--- START ---

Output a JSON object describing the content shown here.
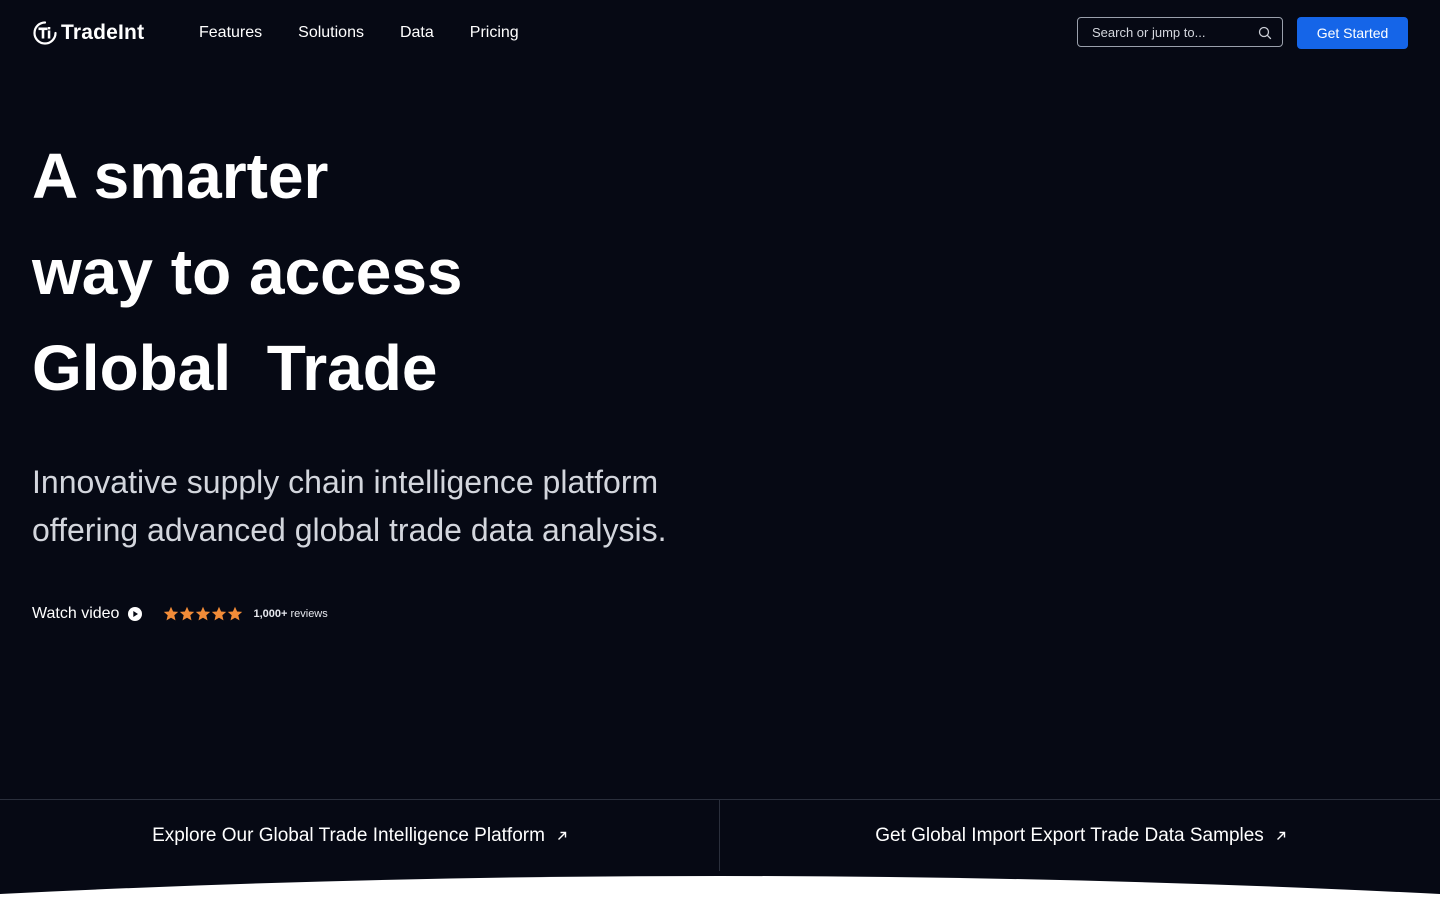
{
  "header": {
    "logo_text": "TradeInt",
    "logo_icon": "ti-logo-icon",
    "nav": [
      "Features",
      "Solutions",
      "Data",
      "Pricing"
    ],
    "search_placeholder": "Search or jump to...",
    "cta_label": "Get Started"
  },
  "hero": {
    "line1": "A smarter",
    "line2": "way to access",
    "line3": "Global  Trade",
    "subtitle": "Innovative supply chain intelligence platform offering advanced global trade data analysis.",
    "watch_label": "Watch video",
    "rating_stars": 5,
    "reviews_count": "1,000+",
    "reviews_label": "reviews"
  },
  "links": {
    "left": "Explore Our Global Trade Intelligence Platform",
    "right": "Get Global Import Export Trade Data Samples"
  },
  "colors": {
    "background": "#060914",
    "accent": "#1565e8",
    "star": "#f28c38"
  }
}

--- END ---
--- START ---

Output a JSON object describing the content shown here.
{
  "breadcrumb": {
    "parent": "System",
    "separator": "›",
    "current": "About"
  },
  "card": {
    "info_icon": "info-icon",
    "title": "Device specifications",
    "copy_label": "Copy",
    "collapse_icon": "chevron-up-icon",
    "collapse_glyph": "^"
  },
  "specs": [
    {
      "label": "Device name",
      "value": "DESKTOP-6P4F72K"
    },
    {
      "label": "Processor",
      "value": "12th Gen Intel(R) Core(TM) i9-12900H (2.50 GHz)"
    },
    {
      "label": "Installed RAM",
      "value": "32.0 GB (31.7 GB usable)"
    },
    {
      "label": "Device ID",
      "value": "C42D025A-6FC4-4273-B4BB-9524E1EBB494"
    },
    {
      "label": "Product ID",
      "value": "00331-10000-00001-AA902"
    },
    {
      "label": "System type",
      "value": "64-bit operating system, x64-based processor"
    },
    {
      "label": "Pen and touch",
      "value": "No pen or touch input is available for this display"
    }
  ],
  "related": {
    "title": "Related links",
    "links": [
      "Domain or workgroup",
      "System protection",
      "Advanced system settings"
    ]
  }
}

--- END ---

[GOAL]: Copy out all lines above that include the string "touch".

[RESULT FOR THIS TASK]:
      "label": "Pen and touch",
      "value": "No pen or touch input is available for this display"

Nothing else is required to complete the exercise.